What to work on:
Show all lines of the listing that hold the word "obtenido".
BEGIN
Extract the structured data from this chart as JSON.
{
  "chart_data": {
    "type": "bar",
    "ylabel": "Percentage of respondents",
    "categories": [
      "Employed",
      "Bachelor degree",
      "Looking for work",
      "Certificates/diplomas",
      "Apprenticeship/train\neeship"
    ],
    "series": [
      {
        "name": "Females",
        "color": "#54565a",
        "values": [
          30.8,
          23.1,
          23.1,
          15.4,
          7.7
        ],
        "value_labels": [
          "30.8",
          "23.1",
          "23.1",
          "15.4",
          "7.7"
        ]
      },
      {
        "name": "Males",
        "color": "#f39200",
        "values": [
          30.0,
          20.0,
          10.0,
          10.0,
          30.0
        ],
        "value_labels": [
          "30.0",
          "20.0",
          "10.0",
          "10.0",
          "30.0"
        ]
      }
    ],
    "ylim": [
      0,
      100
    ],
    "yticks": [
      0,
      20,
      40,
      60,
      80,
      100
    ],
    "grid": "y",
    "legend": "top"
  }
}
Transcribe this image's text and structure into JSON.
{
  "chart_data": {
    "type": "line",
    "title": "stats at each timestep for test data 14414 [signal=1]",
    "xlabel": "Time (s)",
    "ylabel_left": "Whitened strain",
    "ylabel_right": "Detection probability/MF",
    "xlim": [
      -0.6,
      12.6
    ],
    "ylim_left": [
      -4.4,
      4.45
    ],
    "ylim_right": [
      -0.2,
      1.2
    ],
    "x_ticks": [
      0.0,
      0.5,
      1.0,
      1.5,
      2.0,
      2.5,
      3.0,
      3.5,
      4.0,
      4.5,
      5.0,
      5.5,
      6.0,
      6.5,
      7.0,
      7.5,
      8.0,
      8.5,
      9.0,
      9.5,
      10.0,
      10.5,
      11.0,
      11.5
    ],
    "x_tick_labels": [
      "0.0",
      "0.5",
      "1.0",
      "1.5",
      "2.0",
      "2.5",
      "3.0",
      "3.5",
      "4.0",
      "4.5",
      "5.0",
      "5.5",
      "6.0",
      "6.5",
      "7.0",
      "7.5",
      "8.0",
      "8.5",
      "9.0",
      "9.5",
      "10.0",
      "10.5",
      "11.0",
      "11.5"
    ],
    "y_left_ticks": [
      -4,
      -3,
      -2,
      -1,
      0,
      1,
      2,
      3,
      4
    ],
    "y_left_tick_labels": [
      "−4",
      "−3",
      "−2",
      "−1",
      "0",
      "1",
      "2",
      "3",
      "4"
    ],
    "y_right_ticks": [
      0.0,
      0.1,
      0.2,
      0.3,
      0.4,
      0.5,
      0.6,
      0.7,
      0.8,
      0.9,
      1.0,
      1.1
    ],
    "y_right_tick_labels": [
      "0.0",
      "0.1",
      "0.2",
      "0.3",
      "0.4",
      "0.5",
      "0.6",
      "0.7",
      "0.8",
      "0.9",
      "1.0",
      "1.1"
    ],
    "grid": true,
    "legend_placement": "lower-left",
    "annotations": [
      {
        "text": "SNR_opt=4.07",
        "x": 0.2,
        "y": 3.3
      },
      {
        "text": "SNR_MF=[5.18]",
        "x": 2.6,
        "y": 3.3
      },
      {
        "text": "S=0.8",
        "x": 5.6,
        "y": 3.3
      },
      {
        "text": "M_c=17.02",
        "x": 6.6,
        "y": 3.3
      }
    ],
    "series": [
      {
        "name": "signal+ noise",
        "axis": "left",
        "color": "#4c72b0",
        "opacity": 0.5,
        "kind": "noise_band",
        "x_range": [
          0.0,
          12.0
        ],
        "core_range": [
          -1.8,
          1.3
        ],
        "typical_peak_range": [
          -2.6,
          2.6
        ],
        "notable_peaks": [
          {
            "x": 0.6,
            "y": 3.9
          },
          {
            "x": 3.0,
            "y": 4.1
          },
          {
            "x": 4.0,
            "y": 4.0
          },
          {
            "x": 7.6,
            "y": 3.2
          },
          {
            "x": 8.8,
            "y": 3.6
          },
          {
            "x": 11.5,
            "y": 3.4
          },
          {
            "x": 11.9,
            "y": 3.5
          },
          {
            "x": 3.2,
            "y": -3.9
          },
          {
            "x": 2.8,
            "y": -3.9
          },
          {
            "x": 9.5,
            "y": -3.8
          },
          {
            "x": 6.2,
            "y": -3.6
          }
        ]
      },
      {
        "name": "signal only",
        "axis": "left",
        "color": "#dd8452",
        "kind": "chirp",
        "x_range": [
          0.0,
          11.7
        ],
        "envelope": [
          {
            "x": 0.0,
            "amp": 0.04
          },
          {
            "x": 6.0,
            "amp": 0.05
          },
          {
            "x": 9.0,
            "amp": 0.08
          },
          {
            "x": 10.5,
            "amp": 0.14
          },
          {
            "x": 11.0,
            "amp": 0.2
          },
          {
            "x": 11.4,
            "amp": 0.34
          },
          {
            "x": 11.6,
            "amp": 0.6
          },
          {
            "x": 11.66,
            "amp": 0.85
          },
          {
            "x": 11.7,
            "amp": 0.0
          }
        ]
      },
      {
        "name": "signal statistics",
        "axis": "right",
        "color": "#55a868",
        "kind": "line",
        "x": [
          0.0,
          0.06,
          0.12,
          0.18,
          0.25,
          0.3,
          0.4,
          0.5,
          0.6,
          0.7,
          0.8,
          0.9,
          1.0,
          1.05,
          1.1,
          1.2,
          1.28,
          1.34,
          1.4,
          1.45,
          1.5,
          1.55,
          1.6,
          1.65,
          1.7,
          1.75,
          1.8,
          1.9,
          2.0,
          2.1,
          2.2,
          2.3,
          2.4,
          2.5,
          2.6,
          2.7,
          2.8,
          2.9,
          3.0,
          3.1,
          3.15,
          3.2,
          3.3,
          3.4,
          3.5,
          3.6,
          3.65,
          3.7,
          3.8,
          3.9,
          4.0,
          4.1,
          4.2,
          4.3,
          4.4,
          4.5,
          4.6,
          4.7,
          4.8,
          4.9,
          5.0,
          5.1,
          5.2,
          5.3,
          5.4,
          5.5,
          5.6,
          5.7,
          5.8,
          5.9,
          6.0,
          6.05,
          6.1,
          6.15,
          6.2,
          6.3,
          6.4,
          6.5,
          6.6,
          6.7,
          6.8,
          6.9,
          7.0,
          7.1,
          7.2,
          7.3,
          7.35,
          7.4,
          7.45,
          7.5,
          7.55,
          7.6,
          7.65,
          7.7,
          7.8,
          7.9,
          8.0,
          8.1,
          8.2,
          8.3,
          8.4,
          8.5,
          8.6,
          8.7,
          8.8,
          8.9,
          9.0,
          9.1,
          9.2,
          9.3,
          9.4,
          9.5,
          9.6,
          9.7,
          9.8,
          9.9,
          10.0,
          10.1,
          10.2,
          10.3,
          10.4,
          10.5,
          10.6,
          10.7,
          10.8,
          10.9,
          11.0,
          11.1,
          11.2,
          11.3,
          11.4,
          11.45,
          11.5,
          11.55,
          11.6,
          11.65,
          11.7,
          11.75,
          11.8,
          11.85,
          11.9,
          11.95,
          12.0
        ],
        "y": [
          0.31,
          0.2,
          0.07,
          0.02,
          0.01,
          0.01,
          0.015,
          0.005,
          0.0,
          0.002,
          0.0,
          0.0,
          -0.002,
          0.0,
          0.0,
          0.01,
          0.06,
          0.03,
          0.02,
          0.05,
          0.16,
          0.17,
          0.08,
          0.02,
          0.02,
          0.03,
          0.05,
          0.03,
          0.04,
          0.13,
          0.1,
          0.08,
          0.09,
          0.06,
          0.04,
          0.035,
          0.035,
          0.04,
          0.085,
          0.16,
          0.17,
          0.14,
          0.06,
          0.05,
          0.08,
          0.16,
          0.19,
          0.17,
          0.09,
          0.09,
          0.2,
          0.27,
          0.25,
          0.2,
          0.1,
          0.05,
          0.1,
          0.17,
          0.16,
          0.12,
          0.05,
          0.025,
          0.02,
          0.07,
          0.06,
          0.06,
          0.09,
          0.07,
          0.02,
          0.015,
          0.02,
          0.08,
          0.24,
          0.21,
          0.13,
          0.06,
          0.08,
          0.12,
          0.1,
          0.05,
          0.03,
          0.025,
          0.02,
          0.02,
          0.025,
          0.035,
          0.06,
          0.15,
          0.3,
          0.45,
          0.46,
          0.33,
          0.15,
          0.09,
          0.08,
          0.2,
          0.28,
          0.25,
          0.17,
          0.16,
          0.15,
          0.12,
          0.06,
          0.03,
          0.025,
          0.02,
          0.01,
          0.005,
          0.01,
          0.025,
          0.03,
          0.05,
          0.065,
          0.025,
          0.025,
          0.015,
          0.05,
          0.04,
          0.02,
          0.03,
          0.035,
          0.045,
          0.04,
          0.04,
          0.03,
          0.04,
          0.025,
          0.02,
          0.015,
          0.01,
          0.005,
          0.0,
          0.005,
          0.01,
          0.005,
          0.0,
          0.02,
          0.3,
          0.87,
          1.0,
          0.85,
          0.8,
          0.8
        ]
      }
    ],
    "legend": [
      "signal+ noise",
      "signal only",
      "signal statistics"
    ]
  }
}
END
BEGIN
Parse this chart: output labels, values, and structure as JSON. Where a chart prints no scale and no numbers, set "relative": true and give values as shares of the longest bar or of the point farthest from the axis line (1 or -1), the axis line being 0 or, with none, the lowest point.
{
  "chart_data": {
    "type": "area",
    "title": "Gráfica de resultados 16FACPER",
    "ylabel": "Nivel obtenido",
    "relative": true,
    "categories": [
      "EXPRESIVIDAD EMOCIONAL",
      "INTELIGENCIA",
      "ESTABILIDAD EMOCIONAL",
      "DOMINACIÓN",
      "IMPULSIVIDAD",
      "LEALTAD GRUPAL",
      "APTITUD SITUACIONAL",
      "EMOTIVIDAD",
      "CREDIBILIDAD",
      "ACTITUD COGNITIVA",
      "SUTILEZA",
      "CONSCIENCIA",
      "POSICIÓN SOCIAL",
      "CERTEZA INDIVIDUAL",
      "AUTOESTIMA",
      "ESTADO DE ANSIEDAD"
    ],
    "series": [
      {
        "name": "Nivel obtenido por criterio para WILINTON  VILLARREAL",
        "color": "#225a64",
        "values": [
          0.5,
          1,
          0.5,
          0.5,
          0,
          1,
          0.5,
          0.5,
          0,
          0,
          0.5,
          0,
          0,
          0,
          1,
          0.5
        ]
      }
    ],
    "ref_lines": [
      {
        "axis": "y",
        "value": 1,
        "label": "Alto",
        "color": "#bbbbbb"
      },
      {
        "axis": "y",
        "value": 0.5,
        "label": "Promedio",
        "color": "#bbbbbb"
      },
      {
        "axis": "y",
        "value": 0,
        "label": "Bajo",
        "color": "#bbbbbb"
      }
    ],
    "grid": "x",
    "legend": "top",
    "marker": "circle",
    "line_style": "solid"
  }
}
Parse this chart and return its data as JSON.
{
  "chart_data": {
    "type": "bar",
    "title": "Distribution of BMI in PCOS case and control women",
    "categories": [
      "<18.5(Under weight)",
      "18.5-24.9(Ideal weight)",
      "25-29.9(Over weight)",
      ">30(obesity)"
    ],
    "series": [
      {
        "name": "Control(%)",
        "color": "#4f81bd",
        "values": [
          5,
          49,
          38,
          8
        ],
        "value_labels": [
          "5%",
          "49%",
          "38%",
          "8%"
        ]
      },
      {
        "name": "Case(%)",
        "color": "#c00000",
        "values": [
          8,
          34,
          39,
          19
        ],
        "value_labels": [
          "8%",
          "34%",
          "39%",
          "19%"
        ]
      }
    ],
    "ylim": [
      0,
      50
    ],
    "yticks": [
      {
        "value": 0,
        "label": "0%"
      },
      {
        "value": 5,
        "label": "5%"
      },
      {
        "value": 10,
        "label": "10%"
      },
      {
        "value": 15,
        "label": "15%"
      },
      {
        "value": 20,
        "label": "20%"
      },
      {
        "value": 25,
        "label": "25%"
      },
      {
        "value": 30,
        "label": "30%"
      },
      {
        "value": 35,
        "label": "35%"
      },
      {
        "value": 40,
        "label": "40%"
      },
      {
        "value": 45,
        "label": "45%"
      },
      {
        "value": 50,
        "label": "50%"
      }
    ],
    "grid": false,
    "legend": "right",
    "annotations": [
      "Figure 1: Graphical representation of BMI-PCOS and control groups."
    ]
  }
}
END
BEGIN
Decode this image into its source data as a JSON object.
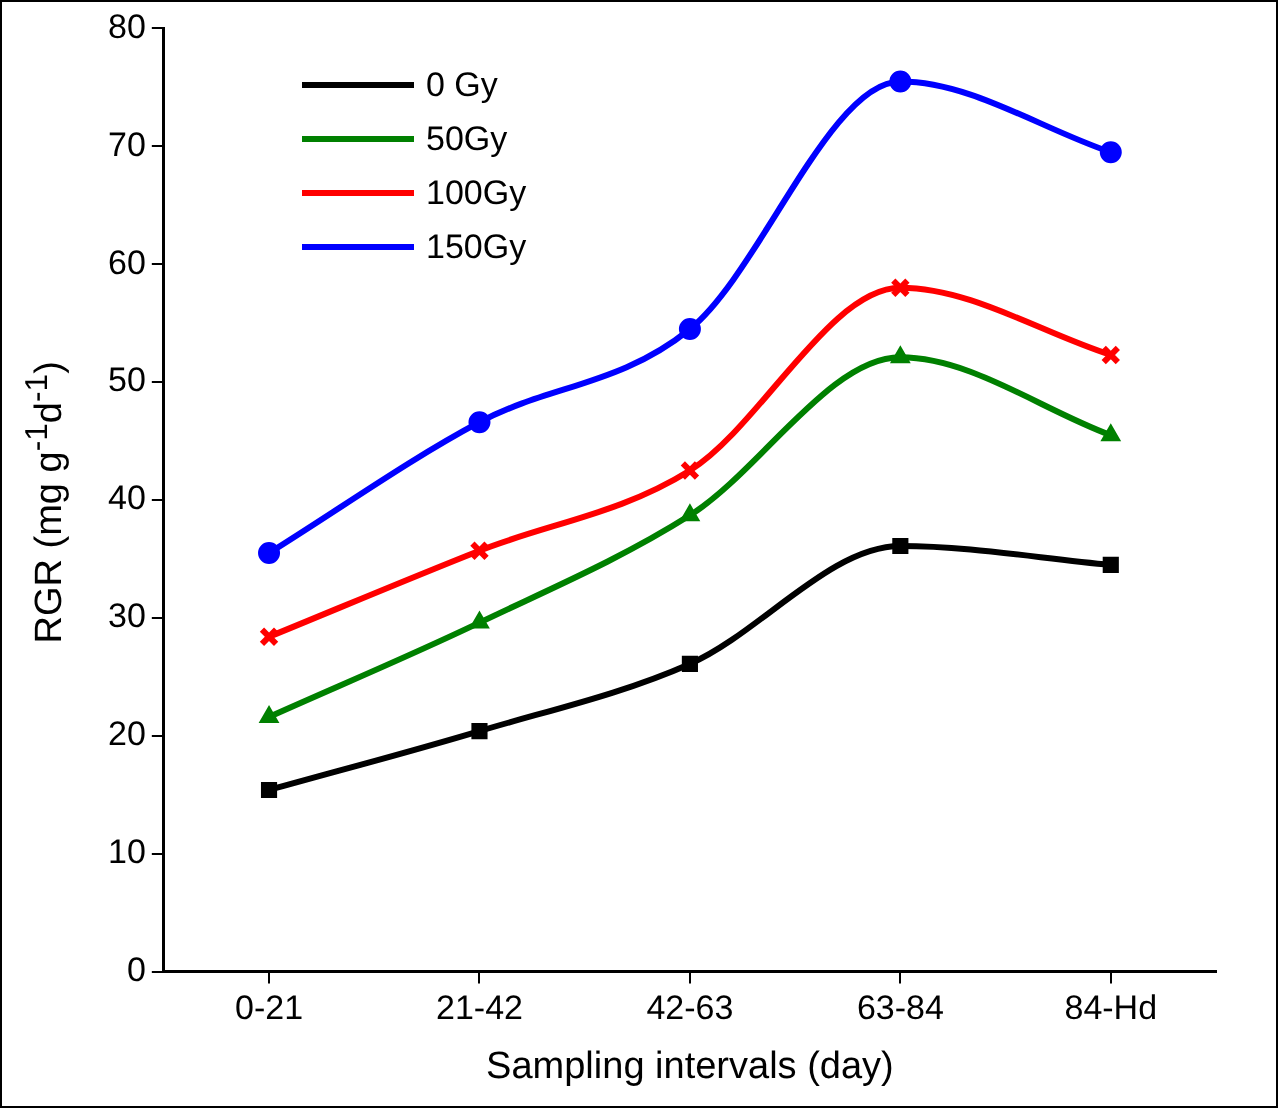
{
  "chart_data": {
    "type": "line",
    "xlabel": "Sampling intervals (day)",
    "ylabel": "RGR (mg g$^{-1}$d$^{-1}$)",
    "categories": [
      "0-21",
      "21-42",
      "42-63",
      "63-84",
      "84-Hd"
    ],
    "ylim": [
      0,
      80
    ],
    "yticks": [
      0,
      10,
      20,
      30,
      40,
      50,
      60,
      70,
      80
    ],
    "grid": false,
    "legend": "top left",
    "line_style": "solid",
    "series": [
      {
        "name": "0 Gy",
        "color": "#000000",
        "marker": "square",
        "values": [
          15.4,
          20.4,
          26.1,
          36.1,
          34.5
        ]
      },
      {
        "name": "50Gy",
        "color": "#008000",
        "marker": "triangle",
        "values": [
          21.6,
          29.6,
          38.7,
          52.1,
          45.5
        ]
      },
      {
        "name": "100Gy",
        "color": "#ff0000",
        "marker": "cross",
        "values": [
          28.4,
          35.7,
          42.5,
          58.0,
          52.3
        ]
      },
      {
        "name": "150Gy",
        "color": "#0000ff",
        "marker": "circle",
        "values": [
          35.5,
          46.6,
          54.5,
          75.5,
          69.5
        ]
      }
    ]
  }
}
END
Answer for the task:
    "ylabel": "Nivel obtenido",
        "name": "Nivel obtenido por criterio para WILINTON  VILLARREAL",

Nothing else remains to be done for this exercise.